SHORT EXERCISE => Give the material again in full, matching it exactly.

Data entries
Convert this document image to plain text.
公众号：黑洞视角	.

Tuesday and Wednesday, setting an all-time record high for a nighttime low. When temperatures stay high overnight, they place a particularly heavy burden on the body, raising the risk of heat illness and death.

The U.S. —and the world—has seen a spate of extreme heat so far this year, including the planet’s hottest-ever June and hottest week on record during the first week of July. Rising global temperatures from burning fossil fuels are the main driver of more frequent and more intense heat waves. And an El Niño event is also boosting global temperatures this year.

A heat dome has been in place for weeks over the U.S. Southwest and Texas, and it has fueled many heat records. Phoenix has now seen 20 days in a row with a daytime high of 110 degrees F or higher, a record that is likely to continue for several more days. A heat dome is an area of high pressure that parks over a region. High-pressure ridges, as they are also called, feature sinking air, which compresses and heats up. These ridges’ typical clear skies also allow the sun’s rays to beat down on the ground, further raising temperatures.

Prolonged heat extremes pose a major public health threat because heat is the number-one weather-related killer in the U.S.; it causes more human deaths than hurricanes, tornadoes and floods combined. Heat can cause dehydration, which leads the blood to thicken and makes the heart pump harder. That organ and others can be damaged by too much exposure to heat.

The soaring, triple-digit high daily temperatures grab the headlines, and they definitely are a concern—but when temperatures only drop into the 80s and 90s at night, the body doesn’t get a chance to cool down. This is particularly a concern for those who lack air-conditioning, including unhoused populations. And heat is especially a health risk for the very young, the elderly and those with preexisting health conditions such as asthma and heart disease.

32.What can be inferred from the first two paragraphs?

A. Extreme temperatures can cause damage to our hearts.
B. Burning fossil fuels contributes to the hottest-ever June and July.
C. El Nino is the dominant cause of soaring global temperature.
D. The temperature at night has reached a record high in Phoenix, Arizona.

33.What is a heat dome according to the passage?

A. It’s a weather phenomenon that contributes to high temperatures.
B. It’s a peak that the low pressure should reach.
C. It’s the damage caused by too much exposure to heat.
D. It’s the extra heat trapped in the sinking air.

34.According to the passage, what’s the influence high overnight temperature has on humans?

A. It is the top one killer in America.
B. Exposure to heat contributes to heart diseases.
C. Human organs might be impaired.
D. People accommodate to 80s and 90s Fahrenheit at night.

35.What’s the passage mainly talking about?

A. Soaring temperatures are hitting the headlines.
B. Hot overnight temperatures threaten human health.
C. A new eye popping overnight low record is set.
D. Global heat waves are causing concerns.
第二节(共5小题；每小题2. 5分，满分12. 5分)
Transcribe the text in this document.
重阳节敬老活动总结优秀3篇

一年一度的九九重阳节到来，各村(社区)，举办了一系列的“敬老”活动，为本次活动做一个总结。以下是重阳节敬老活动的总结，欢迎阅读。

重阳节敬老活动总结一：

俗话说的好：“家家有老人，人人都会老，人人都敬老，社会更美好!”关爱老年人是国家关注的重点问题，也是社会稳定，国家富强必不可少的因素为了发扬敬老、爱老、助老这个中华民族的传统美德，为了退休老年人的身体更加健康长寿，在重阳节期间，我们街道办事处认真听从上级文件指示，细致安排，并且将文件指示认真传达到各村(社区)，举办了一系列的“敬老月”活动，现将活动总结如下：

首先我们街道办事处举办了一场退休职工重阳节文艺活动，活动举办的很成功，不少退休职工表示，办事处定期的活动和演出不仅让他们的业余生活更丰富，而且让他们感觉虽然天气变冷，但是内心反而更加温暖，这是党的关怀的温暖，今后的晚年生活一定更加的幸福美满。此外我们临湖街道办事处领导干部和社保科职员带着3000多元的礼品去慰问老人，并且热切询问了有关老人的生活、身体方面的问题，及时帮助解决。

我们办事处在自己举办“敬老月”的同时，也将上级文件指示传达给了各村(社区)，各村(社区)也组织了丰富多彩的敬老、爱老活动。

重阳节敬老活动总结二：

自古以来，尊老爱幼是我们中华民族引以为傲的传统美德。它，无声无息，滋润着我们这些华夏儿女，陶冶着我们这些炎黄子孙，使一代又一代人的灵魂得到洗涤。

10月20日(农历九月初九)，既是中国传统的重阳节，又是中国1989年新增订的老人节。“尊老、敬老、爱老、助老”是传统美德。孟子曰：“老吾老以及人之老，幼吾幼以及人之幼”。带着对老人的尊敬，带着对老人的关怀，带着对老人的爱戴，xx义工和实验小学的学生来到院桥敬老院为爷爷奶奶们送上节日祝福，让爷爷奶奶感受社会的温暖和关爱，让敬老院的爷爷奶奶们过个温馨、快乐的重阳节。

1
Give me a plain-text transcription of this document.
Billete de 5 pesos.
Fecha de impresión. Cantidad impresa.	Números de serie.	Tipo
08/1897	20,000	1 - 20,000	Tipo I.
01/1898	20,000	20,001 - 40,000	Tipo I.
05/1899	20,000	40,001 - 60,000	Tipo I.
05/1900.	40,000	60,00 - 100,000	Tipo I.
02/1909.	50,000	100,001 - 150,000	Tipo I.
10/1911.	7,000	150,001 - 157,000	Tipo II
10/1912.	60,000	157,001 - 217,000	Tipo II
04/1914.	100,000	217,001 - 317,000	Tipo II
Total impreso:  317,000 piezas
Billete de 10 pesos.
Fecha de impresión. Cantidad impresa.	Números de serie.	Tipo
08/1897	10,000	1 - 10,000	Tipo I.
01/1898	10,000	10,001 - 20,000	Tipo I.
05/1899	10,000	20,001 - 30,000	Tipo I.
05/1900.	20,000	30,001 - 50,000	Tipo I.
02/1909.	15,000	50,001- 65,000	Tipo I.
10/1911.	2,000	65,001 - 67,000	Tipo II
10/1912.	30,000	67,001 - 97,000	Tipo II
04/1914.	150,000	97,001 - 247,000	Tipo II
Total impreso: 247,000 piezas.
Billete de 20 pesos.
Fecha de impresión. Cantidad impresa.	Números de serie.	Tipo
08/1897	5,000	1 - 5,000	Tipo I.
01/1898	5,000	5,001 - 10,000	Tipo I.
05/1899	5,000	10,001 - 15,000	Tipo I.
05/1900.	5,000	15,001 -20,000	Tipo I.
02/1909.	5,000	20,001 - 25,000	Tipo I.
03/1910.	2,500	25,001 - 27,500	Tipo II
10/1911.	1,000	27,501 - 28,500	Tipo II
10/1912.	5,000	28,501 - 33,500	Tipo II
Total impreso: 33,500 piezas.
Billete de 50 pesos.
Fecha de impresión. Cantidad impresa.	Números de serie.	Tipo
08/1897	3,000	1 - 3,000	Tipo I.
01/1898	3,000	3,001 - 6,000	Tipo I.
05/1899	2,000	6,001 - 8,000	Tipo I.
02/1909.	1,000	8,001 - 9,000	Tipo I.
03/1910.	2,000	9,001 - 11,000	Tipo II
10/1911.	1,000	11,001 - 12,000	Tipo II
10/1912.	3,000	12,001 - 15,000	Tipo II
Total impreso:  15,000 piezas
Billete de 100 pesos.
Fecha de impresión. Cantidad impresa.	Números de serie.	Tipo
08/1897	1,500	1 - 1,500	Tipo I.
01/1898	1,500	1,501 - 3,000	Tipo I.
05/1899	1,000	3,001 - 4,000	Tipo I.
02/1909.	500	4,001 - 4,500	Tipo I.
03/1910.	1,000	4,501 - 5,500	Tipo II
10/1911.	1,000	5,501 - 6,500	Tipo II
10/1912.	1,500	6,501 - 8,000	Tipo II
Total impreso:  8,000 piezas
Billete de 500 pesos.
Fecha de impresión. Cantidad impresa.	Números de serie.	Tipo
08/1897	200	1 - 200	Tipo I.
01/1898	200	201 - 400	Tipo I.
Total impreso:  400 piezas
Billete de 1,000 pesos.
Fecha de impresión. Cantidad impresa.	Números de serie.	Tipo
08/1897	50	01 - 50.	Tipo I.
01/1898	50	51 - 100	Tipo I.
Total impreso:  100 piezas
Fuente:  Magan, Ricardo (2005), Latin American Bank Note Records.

THE RESPONSE =>
Convert this document image to plain text.
公众号：黑洞视角	.

Tuesday and Wednesday, setting an all-time record high for a nighttime low. When temperatures stay high overnight, they place a particularly heavy burden on the body, raising the risk of heat illness and death.

The U.S. —and the world—has seen a spate of extreme heat so far this year, including the planet’s hottest-ever June and hottest week on record during the first week of July. Rising global temperatures from burning fossil fuels are the main driver of more frequent and more intense heat waves. And an El Niño event is also boosting global temperatures this year.

A heat dome has been in place for weeks over the U.S. Southwest and Texas, and it has fueled many heat records. Phoenix has now seen 20 days in a row with a daytime high of 110 degrees F or higher, a record that is likely to continue for several more days. A heat dome is an area of high pressure that parks over a region. High-pressure ridges, as they are also called, feature sinking air, which compresses and heats up. These ridges’ typical clear skies also allow the sun’s rays to beat down on the ground, further raising temperatures.

Prolonged heat extremes pose a major public health threat because heat is the number-one weather-related killer in the U.S.; it causes more human deaths than hurricanes, tornadoes and floods combined. Heat can cause dehydration, which leads the blood to thicken and makes the heart pump harder. That organ and others can be damaged by too much exposure to heat.

The soaring, triple-digit high daily temperatures grab the headlines, and they definitely are a concern—but when temperatures only drop into the 80s and 90s at night, the body doesn’t get a chance to cool down. This is particularly a concern for those who lack air-conditioning, including unhoused populations. And heat is especially a health risk for the very young, the elderly and those with preexisting health conditions such as asthma and heart disease.

32.What can be inferred from the first two paragraphs?

A. Extreme temperatures can cause damage to our hearts.
B. Burning fossil fuels contributes to the hottest-ever June and July.
C. El Nino is the dominant cause of soaring global temperature.
D. The temperature at night has reached a record high in Phoenix, Arizona.

33.What is a heat dome according to the passage?

A. It’s a weather phenomenon that contributes to high temperatures.
B. It’s a peak that the low pressure should reach.
C. It’s the damage caused by too much exposure to heat.
D. It’s the extra heat trapped in the sinking air.

34.According to the passage, what’s the influence high overnight temperature has on humans?

A. It is the top one killer in America.
B. Exposure to heat contributes to heart diseases.
C. Human organs might be impaired.
D. People accommodate to 80s and 90s Fahrenheit at night.

35.What’s the passage mainly talking about?

A. Soaring temperatures are hitting the headlines.
B. Hot overnight temperatures threaten human health.
C. A new eye popping overnight low record is set.
D. Global heat waves are causing concerns.
第二节(共5小题；每小题2. 5分，满分12. 5分)
Transcribe the text in this document.
重阳节敬老活动总结优秀3篇

一年一度的九九重阳节到来，各村(社区)，举办了一系列的“敬老”活动，为本次活动做一个总结。以下是重阳节敬老活动的总结，欢迎阅读。

重阳节敬老活动总结一：

俗话说的好：“家家有老人，人人都会老，人人都敬老，社会更美好!”关爱老年人是国家关注的重点问题，也是社会稳定，国家富强必不可少的因素为了发扬敬老、爱老、助老这个中华民族的传统美德，为了退休老年人的身体更加健康长寿，在重阳节期间，我们街道办事处认真听从上级文件指示，细致安排，并且将文件指示认真传达到各村(社区)，举办了一系列的“敬老月”活动，现将活动总结如下：

首先我们街道办事处举办了一场退休职工重阳节文艺活动，活动举办的很成功，不少退休职工表示，办事处定期的活动和演出不仅让他们的业余生活更丰富，而且让他们感觉虽然天气变冷，但是内心反而更加温暖，这是党的关怀的温暖，今后的晚年生活一定更加的幸福美满。此外我们临湖街道办事处领导干部和社保科职员带着3000多元的礼品去慰问老人，并且热切询问了有关老人的生活、身体方面的问题，及时帮助解决。

我们办事处在自己举办“敬老月”的同时，也将上级文件指示传达给了各村(社区)，各村(社区)也组织了丰富多彩的敬老、爱老活动。

重阳节敬老活动总结二：

自古以来，尊老爱幼是我们中华民族引以为傲的传统美德。它，无声无息，滋润着我们这些华夏儿女，陶冶着我们这些炎黄子孙，使一代又一代人的灵魂得到洗涤。

10月20日(农历九月初九)，既是中国传统的重阳节，又是中国1989年新增订的老人节。“尊老、敬老、爱老、助老”是传统美德。孟子曰：“老吾老以及人之老，幼吾幼以及人之幼”。带着对老人的尊敬，带着对老人的关怀，带着对老人的爱戴，xx义工和实验小学的学生来到院桥敬老院为爷爷奶奶们送上节日祝福，让爷爷奶奶感受社会的温暖和关爱，让敬老院的爷爷奶奶们过个温馨、快乐的重阳节。

1
Give me a plain-text transcription of this document.
Billete de 5 pesos.
Fecha de impresión. Cantidad impresa.	Números de serie.	Tipo
08/1897	20,000	1 - 20,000	Tipo I.
01/1898	20,000	20,001 - 40,000	Tipo I.
05/1899	20,000	40,001 - 60,000	Tipo I.
05/1900.	40,000	60,00 - 100,000	Tipo I.
02/1909.	50,000	100,001 - 150,000	Tipo I.
10/1911.	7,000	150,001 - 157,000	Tipo II
10/1912.	60,000	157,001 - 217,000	Tipo II
04/1914.	100,000	217,001 - 317,000	Tipo II
Total impreso:  317,000 piezas
Billete de 10 pesos.
Fecha de impresión. Cantidad impresa.	Números de serie.	Tipo
08/1897	10,000	1 - 10,000	Tipo I.
01/1898	10,000	10,001 - 20,000	Tipo I.
05/1899	10,000	20,001 - 30,000	Tipo I.
05/1900.	20,000	30,001 - 50,000	Tipo I.
02/1909.	15,000	50,001- 65,000	Tipo I.
10/1911.	2,000	65,001 - 67,000	Tipo II
10/1912.	30,000	67,001 - 97,000	Tipo II
04/1914.	150,000	97,001 - 247,000	Tipo II
Total impreso: 247,000 piezas.
Billete de 20 pesos.
Fecha de impresión. Cantidad impresa.	Números de serie.	Tipo
08/1897	5,000	1 - 5,000	Tipo I.
01/1898	5,000	5,001 - 10,000	Tipo I.
05/1899	5,000	10,001 - 15,000	Tipo I.
05/1900.	5,000	15,001 -20,000	Tipo I.
02/1909.	5,000	20,001 - 25,000	Tipo I.
03/1910.	2,500	25,001 - 27,500	Tipo II
10/1911.	1,000	27,501 - 28,500	Tipo II
10/1912.	5,000	28,501 - 33,500	Tipo II
Total impreso: 33,500 piezas.
Billete de 50 pesos.
Fecha de impresión. Cantidad impresa.	Números de serie.	Tipo
08/1897	3,000	1 - 3,000	Tipo I.
01/1898	3,000	3,001 - 6,000	Tipo I.
05/1899	2,000	6,001 - 8,000	Tipo I.
02/1909.	1,000	8,001 - 9,000	Tipo I.
03/1910.	2,000	9,001 - 11,000	Tipo II
10/1911.	1,000	11,001 - 12,000	Tipo II
10/1912.	3,000	12,001 - 15,000	Tipo II
Total impreso:  15,000 piezas
Billete de 100 pesos.
Fecha de impresión. Cantidad impresa.	Números de serie.	Tipo
08/1897	1,500	1 - 1,500	Tipo I.
01/1898	1,500	1,501 - 3,000	Tipo I.
05/1899	1,000	3,001 - 4,000	Tipo I.
02/1909.	500	4,001 - 4,500	Tipo I.
03/1910.	1,000	4,501 - 5,500	Tipo II
10/1911.	1,000	5,501 - 6,500	Tipo II
10/1912.	1,500	6,501 - 8,000	Tipo II
Total impreso:  8,000 piezas
Billete de 500 pesos.
Fecha de impresión. Cantidad impresa.	Números de serie.	Tipo
08/1897	200	1 - 200	Tipo I.
01/1898	200	201 - 400	Tipo I.
Total impreso:  400 piezas
Billete de 1,000 pesos.
Fecha de impresión. Cantidad impresa.	Números de serie.	Tipo
08/1897	50	01 - 50.	Tipo I.
01/1898	50	51 - 100	Tipo I.
Total impreso:  100 piezas
Fuente:  Magan, Ricardo (2005), Latin American Bank Note Records.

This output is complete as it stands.